Examine the entries and show every line in which the word "this" is found.

>> begin

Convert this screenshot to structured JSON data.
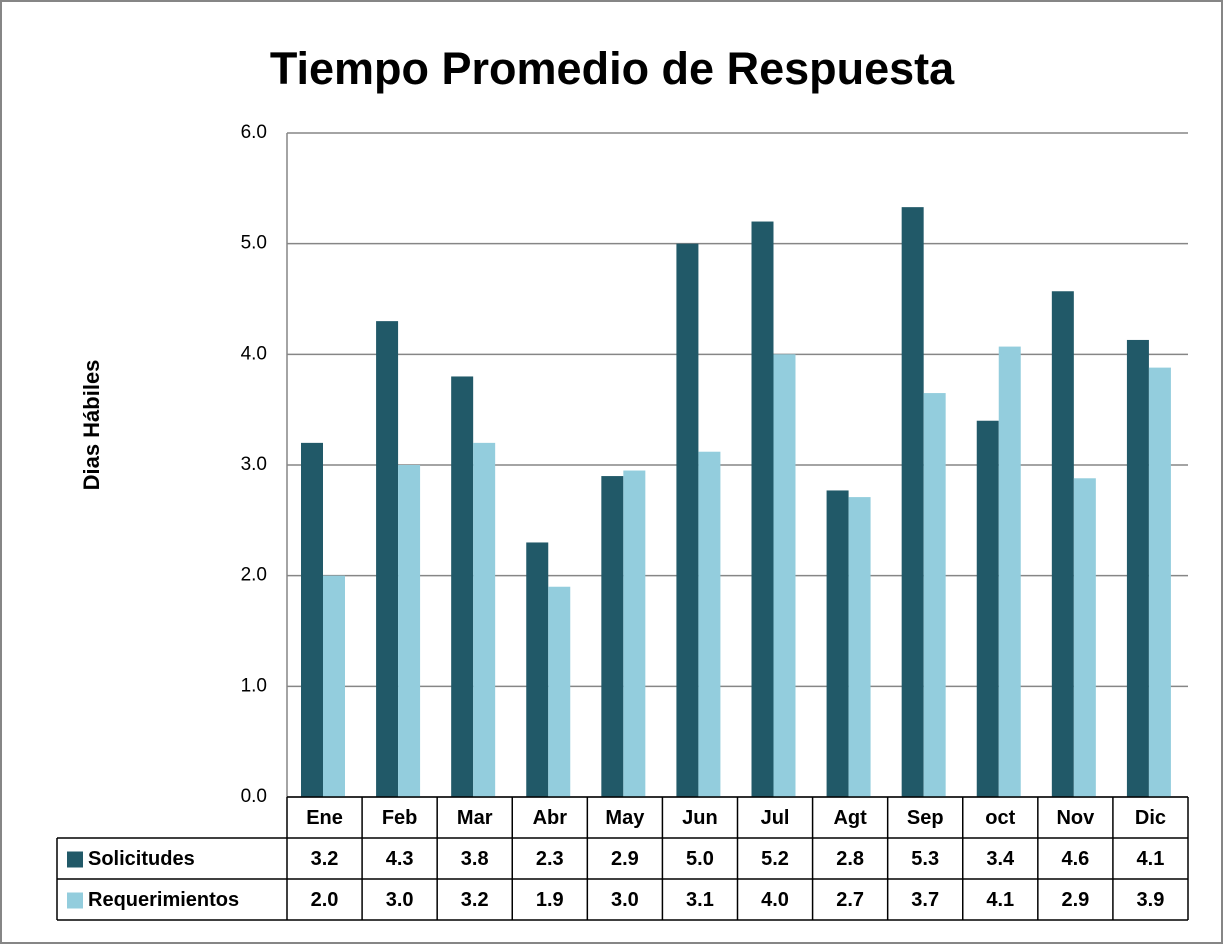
{
  "chart_data": {
    "type": "bar",
    "title": "Tiempo Promedio de Respuesta",
    "y_label": "Dias Hábiles",
    "categories": [
      "Ene",
      "Feb",
      "Mar",
      "Abr",
      "May",
      "Jun",
      "Jul",
      "Agt",
      "Sep",
      "oct",
      "Nov",
      "Dic"
    ],
    "series": [
      {
        "name": "Solicitudes",
        "color": "#215968",
        "values": [
          3.2,
          4.3,
          3.8,
          2.3,
          2.9,
          5.0,
          5.2,
          2.77,
          5.33,
          3.4,
          4.57,
          4.13
        ],
        "value_labels": [
          "3.2",
          "4.3",
          "3.8",
          "2.3",
          "2.9",
          "5.0",
          "5.2",
          "2.8",
          "5.3",
          "3.4",
          "4.6",
          "4.1"
        ]
      },
      {
        "name": "Requerimientos",
        "color": "#93cddd",
        "values": [
          2.0,
          3.0,
          3.2,
          1.9,
          2.95,
          3.12,
          4.0,
          2.71,
          3.65,
          4.07,
          2.88,
          3.88
        ],
        "value_labels": [
          "2.0",
          "3.0",
          "3.2",
          "1.9",
          "3.0",
          "3.1",
          "4.0",
          "2.7",
          "3.7",
          "4.1",
          "2.9",
          "3.9"
        ]
      }
    ],
    "ylim": [
      0,
      6
    ],
    "yticks": [
      {
        "value": 0,
        "label": "0.0"
      },
      {
        "value": 1,
        "label": "1.0"
      },
      {
        "value": 2,
        "label": "2.0"
      },
      {
        "value": 3,
        "label": "3.0"
      },
      {
        "value": 4,
        "label": "4.0"
      },
      {
        "value": 5,
        "label": "5.0"
      },
      {
        "value": 6,
        "label": "6.0"
      }
    ],
    "grid": true
  }
}
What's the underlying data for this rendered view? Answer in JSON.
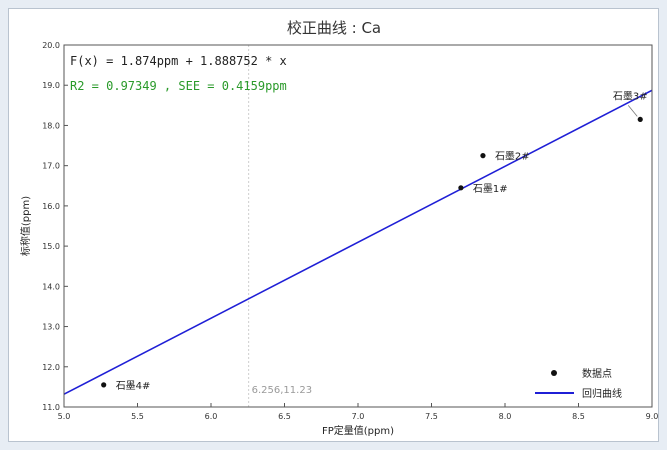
{
  "chart_data": {
    "type": "scatter",
    "title": "校正曲线 : Ca",
    "xlabel": "FP定量值(ppm)",
    "ylabel": "标称值(ppm)",
    "xlim": [
      5.0,
      9.0
    ],
    "ylim": [
      11.0,
      20.0
    ],
    "x_ticks": [
      "5.0",
      "5.5",
      "6.0",
      "6.5",
      "7.0",
      "7.5",
      "8.0",
      "8.5",
      "9.0"
    ],
    "y_ticks": [
      "11.0",
      "12.0",
      "13.0",
      "14.0",
      "15.0",
      "16.0",
      "17.0",
      "18.0",
      "19.0",
      "20.0"
    ],
    "grid": false,
    "formula_text": "F(x) = 1.874ppm + 1.888752 * x",
    "stats_text": "R2 = 0.97349 , SEE = 0.4159ppm",
    "fit": {
      "intercept": 1.874,
      "slope": 1.888752
    },
    "points": [
      {
        "label": "石墨1#",
        "x": 7.7,
        "y": 16.45
      },
      {
        "label": "石墨2#",
        "x": 7.85,
        "y": 17.25
      },
      {
        "label": "石墨3#",
        "x": 8.92,
        "y": 18.15
      },
      {
        "label": "石墨4#",
        "x": 5.27,
        "y": 11.55
      }
    ],
    "cursor": {
      "x": 6.256,
      "label": "6.256,11.23"
    },
    "legend": {
      "position": "bottom-right",
      "points_label": "数据点",
      "fit_label": "回归曲线"
    },
    "colors": {
      "fit_line": "#1f1fd6",
      "formula": "#222222",
      "stats": "#2a9a2a",
      "points": "#111111",
      "cursor": "#cfcfcf"
    }
  }
}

>> end

→ **Full response**
Convert this screenshot to structured JSON data.
What's the underlying data for this rendered view? Answer in JSON.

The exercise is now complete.